• Alıştırma Yönergeleri:
1 – Kutnu çeşitlerini anlatan metinde kendi başlığıyla tanıtılan kutnu türlerinin adlarını sıralayın.
2 – Kutnu çeşitlerini anlatan metni son cümlesinden sonra sürdürün.

• Verilen Metin:
============

Hindiye Kutnu: Alacalarda tarif ettiğimiz Hindiye renklerinin aynisi kutnu olarak dokunmuştur.

Osmaniye Kutnu: Osmaniye alacaların renk ve desen bakımından aynıdır. Kutnu olarak dokunur.

Zincirli Kutnu: Bu kutnu çeşidi adetâ sarı tas kutnusunun renklerini andırır bunda da zemin kırmızı ve sarı boğmalıdır, yalnız ortasında siyah bir şerit ve bunun içinde de zincir gibi sarı noktalar bulunur.

Sedefli Kutnu: Bunda da zemin rengi kırmızıdır ve içerisinde siyah teller arasında sarı zincirler ve bu arada siyah-beyaz boğma bulunur. Siyah tellerin boğması o kadar grimsi bir beyazdır ki, sedefi andırır.

============

Bölge sınır verileri
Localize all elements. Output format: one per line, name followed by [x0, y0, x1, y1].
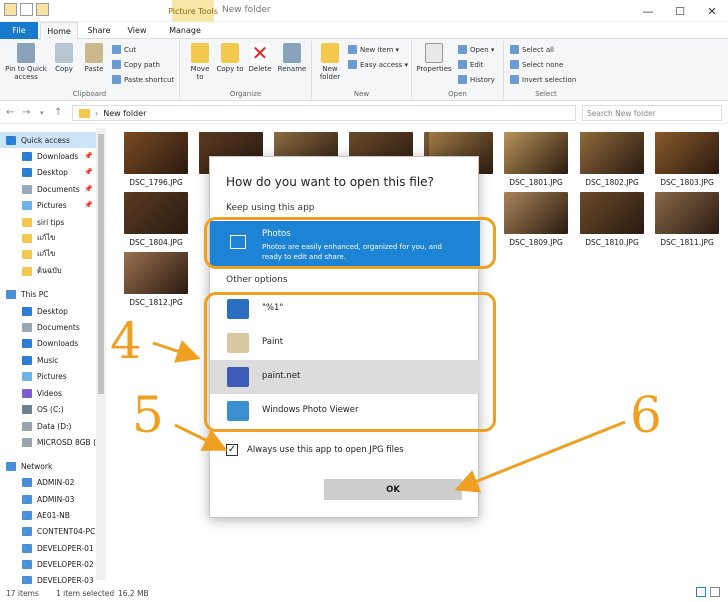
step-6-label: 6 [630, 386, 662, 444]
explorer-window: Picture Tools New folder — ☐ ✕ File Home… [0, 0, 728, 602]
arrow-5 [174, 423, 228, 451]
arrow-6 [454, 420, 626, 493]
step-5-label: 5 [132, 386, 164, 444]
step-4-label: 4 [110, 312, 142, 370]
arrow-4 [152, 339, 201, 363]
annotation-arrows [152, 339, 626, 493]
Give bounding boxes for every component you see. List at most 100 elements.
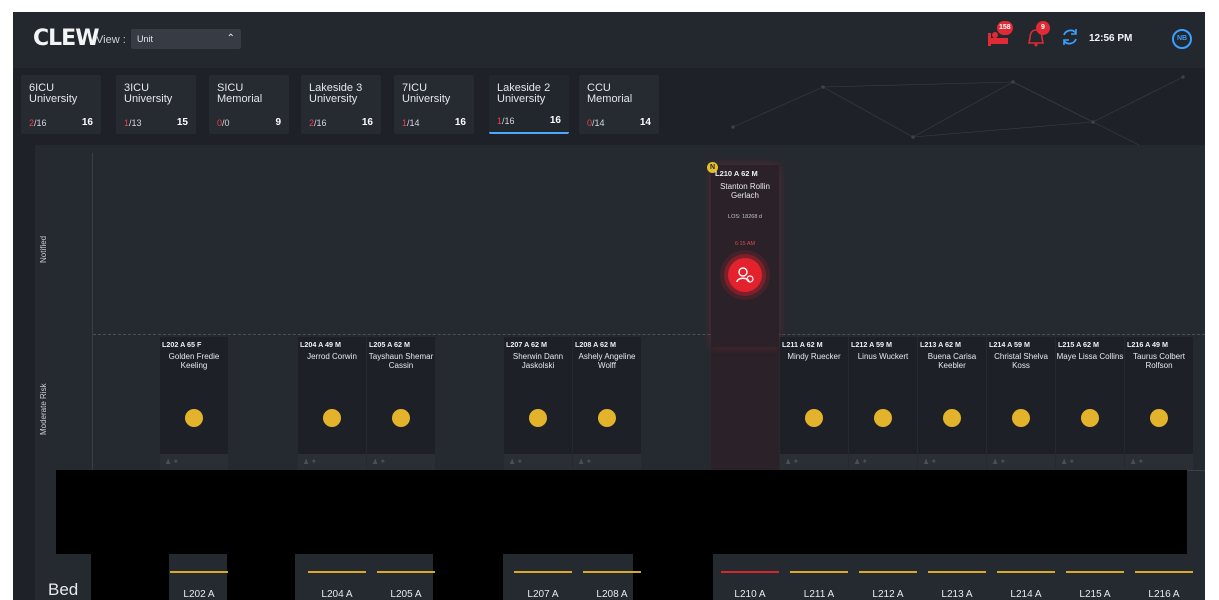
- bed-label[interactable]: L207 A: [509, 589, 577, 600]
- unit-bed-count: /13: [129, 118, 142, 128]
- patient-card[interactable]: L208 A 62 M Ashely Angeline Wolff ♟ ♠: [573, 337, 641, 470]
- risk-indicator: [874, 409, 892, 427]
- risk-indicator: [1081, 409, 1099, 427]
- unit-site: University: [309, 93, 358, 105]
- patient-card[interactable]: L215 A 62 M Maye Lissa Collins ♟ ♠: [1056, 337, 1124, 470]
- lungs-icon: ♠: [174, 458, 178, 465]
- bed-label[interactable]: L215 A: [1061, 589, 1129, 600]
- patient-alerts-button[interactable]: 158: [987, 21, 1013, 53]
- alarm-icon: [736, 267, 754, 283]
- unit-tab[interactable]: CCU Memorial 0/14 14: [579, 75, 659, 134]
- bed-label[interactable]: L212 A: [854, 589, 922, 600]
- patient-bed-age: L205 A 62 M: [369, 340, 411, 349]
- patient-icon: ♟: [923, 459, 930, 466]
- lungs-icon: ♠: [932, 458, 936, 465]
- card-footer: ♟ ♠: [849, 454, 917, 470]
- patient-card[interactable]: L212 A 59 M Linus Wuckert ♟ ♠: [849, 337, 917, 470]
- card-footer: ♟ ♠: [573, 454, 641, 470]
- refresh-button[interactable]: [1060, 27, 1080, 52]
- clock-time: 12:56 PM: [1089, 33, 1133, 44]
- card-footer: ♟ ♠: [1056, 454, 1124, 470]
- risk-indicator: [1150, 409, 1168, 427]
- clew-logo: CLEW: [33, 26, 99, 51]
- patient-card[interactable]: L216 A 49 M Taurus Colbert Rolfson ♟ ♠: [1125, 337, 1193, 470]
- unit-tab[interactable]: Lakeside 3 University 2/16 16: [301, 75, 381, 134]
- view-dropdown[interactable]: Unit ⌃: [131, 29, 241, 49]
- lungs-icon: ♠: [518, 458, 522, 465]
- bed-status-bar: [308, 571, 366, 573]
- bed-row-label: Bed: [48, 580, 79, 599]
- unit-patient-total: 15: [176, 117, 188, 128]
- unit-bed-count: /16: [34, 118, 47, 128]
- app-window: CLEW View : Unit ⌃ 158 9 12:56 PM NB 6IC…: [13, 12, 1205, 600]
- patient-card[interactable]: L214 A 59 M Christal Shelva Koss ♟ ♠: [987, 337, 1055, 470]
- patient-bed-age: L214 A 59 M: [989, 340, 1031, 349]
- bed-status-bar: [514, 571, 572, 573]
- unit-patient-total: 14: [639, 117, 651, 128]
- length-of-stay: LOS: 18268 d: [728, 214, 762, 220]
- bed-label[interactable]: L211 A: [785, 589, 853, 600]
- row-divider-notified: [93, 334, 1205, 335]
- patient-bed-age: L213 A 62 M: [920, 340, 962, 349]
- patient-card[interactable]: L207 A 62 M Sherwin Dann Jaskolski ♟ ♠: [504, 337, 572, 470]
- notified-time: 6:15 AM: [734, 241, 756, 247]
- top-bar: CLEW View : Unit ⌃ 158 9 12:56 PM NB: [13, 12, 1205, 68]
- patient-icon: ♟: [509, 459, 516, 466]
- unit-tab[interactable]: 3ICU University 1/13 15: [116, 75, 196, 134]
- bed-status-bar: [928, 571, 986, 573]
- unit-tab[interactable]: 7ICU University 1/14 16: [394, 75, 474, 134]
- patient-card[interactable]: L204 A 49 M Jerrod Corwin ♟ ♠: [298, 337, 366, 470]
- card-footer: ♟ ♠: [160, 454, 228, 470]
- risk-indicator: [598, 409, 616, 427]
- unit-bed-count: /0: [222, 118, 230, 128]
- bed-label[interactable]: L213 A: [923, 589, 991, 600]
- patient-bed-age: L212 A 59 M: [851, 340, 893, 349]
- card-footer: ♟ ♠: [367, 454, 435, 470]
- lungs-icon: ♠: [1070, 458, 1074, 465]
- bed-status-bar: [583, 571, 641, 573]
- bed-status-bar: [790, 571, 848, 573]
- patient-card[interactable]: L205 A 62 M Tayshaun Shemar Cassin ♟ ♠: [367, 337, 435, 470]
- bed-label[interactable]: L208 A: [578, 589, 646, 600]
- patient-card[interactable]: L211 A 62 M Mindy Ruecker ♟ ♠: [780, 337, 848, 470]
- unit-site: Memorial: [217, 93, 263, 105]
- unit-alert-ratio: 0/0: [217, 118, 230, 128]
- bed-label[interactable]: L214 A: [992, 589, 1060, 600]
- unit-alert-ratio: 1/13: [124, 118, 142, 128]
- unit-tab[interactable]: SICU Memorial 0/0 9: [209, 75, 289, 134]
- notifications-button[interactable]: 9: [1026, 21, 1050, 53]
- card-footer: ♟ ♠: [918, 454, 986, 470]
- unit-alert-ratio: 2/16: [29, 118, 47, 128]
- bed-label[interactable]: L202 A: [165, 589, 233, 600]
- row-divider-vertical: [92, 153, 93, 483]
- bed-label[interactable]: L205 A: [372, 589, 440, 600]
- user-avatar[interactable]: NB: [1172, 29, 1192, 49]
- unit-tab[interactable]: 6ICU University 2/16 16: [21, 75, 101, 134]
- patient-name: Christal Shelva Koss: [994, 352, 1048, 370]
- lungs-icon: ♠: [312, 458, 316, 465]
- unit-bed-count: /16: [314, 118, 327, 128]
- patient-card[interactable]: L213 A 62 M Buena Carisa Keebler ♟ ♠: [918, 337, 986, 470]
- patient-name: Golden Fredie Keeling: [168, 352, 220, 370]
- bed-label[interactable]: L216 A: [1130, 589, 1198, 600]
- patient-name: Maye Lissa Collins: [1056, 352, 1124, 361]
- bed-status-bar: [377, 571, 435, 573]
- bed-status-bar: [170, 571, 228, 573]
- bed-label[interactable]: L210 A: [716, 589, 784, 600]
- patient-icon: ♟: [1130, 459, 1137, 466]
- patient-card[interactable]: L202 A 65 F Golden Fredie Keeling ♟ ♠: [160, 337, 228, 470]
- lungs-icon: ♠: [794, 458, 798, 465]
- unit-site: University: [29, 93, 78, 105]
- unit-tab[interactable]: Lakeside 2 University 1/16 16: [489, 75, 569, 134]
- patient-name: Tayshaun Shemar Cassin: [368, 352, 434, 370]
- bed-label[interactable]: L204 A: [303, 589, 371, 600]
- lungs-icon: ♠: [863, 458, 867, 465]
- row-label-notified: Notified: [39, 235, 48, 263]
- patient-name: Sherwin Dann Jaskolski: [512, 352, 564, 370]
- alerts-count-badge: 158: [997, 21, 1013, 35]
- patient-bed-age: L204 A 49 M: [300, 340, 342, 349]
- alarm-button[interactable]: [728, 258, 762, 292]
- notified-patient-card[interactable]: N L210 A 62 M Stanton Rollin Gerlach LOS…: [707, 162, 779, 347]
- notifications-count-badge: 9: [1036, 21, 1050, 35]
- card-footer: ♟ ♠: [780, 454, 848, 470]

============

• Alıştırma Cevapları:
1 – Hindiye Kutnu, Osmaniye Kutnu, Zincirli Kutnu, Sedefli Kutnu

2 –
Darıca Kutnu: Bu kutnu da kırmızı siyah desenleri ihtiva eder. Kırmızılar düz geçtiği halde, siyah desenin içerisinde sarı boğma ve ayrıca sarı iplikler arasında siyah zincirler bulunur. Bundan başka da Sedefli Kutnudaki gibi siyah beyaz boğma arası, kırmızı ve kenarlârı sarılı siyahlı zinciri ihtiva eden ayrı bir desen gurubu mevcuttur.

Kemha Kutnu: Bu da Kemha alacanın kutnu çeşidi olup kırmızı ve mor olanları mevcuttu. Alacalar gibi kırmızı veya mor zemin üzerinde ince beyaz çizgili bir desene sahiptirler.

Naure - Mecidiye Kutnu: Tüccarlar arasında Naure Kutnu adı ile anılan bu kutnu çeşidi Jakarlı tezgâhlarda dokunur. Eni 60 cm.’dir ve bu da diğerleri gibi 6 m.’lik toplar kesilir. Tezgâhları kamçılı ve küçük jakarlı el tezgâhıdır.

Naure ismini çok eskiden bu dokuma nevi Hama ve Hamus şehirlerinde imâl edilirken buralarda Asi nehri üzerine kurularak bostan sulamaya yarayan büyük dolaplara benzeyen desenler ihtiva ettiği için söylemektedirler.

Bu kutnuda esas ana renkler turuncu, kırmızı, yeşil, mor ve sarı çubuklar halinde olup, bunların üzerinde yuvarlar dolaba benzeyen ve aralarında zincir ve haç vâri desenleri ihtiva eden şekiller bulunur.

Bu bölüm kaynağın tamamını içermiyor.